# [TASK DESCRIPTION]
Retype the data that follows line by line, exactly, and leave its pictures out.
--- Start ---
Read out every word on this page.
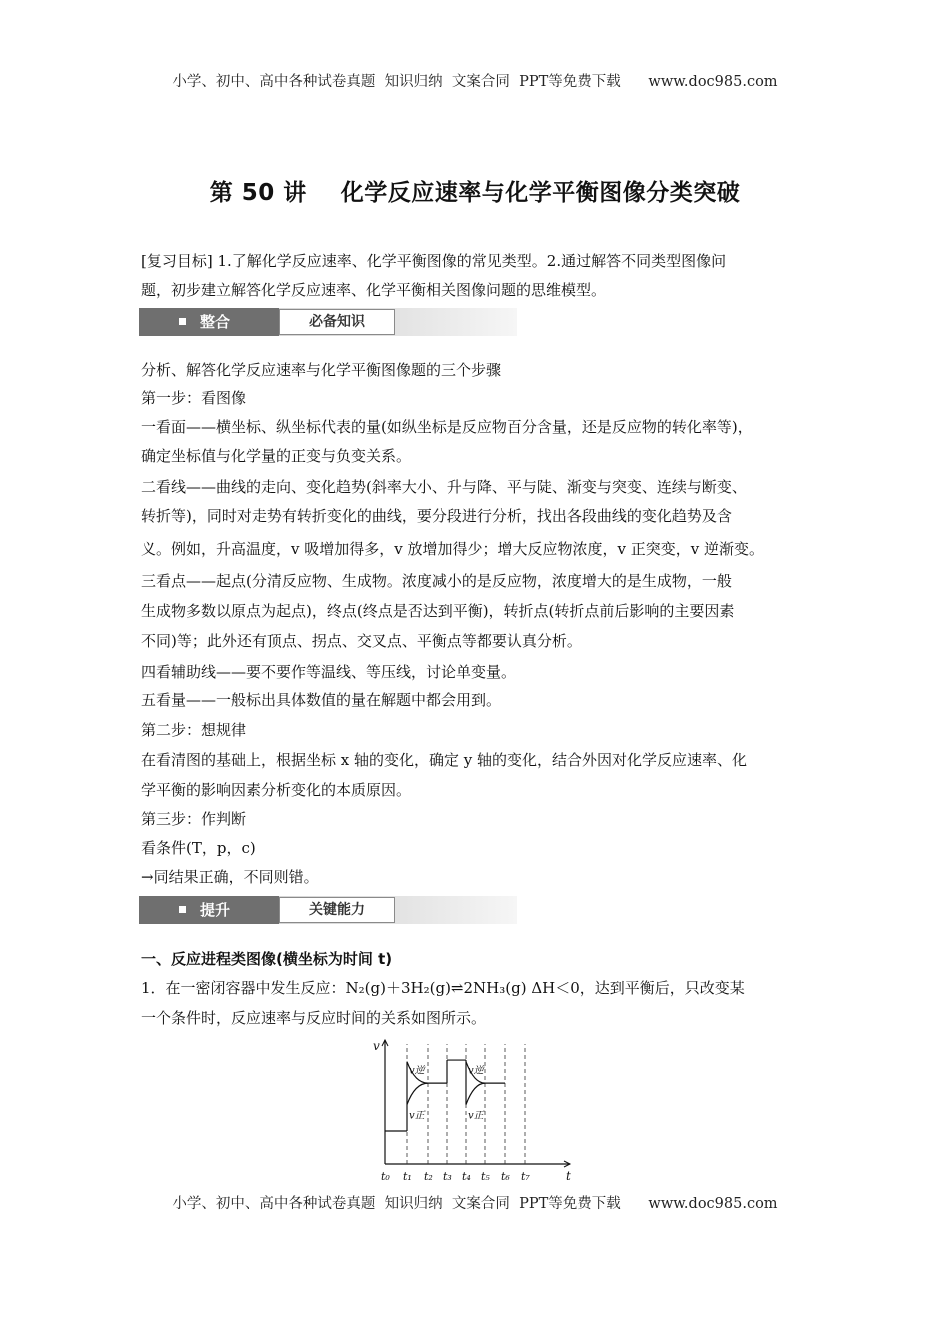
小学、初中、高中各种试卷真题  知识归纳  文案合同  PPT等免费下载      www.doc985.com
第 50 讲    化学反应速率与化学平衡图像分类突破
[复习目标] 1.了解化学反应速率、化学平衡图像的常见类型。2.通过解答不同类型图像问
题，初步建立解答化学反应速率、化学平衡相关图像问题的思维模型。
整合	必备知识
分析、解答化学反应速率与化学平衡图像题的三个步骤
第一步：看图像
一看面——横坐标、纵坐标代表的量(如纵坐标是反应物百分含量，还是反应物的转化率等)，
确定坐标值与化学量的正变与负变关系。
二看线——曲线的走向、变化趋势(斜率大小、升与降、平与陡、渐变与突变、连续与断变、
转折等)，同时对走势有转折变化的曲线，要分段进行分析，找出各段曲线的变化趋势及含
义。例如，升高温度，v 吸增加得多，v 放增加得少；增大反应物浓度，v 正突变，v 逆渐变。
三看点——起点(分清反应物、生成物。浓度减小的是反应物，浓度增大的是生成物，一般
生成物多数以原点为起点)，终点(终点是否达到平衡)，转折点(转折点前后影响的主要因素
不同)等；此外还有顶点、拐点、交叉点、平衡点等都要认真分析。
四看辅助线——要不要作等温线、等压线，讨论单变量。
五看量——一般标出具体数值的量在解题中都会用到。
第二步：想规律
在看清图的基础上，根据坐标 x 轴的变化，确定 y 轴的变化，结合外因对化学反应速率、化
学平衡的影响因素分析变化的本质原因。
第三步：作判断
看条件(T，p，c)
→同结果正确，不同则错。
提升	关键能力
一、反应进程类图像(横坐标为时间 t)
1．在一密闭容器中发生反应：N₂(g)＋3H₂(g)⇌2NH₃(g) ΔH＜0，达到平衡后，只改变某
一个条件时，反应速率与反应时间的关系如图所示。
v
t
t₀ t₁ t₂ t₃ t₄ t₅ t₆ t₇
v逆
v正
v逆
v正
小学、初中、高中各种试卷真题  知识归纳  文案合同  PPT等免费下载      www.doc985.com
--- End ---
# [PROBLEM SOLUTION]
Read out every word on this page.
小学、初中、高中各种试卷真题  知识归纳  文案合同  PPT等免费下载      www.doc985.com
第 50 讲    化学反应速率与化学平衡图像分类突破
[复习目标] 1.了解化学反应速率、化学平衡图像的常见类型。2.通过解答不同类型图像问
题，初步建立解答化学反应速率、化学平衡相关图像问题的思维模型。
整合	必备知识
分析、解答化学反应速率与化学平衡图像题的三个步骤
第一步：看图像
一看面——横坐标、纵坐标代表的量(如纵坐标是反应物百分含量，还是反应物的转化率等)，
确定坐标值与化学量的正变与负变关系。
二看线——曲线的走向、变化趋势(斜率大小、升与降、平与陡、渐变与突变、连续与断变、
转折等)，同时对走势有转折变化的曲线，要分段进行分析，找出各段曲线的变化趋势及含
义。例如，升高温度，v 吸增加得多，v 放增加得少；增大反应物浓度，v 正突变，v 逆渐变。
三看点——起点(分清反应物、生成物。浓度减小的是反应物，浓度增大的是生成物，一般
生成物多数以原点为起点)，终点(终点是否达到平衡)，转折点(转折点前后影响的主要因素
不同)等；此外还有顶点、拐点、交叉点、平衡点等都要认真分析。
四看辅助线——要不要作等温线、等压线，讨论单变量。
五看量——一般标出具体数值的量在解题中都会用到。
第二步：想规律
在看清图的基础上，根据坐标 x 轴的变化，确定 y 轴的变化，结合外因对化学反应速率、化
学平衡的影响因素分析变化的本质原因。
第三步：作判断
看条件(T，p，c)
→同结果正确，不同则错。
提升	关键能力
一、反应进程类图像(横坐标为时间 t)
1．在一密闭容器中发生反应：N₂(g)＋3H₂(g)⇌2NH₃(g) ΔH＜0，达到平衡后，只改变某
一个条件时，反应速率与反应时间的关系如图所示。
v
t
t₀ t₁ t₂ t₃ t₄ t₅ t₆ t₇
v逆
v正
v逆
v正
小学、初中、高中各种试卷真题  知识归纳  文案合同  PPT等免费下载      www.doc985.com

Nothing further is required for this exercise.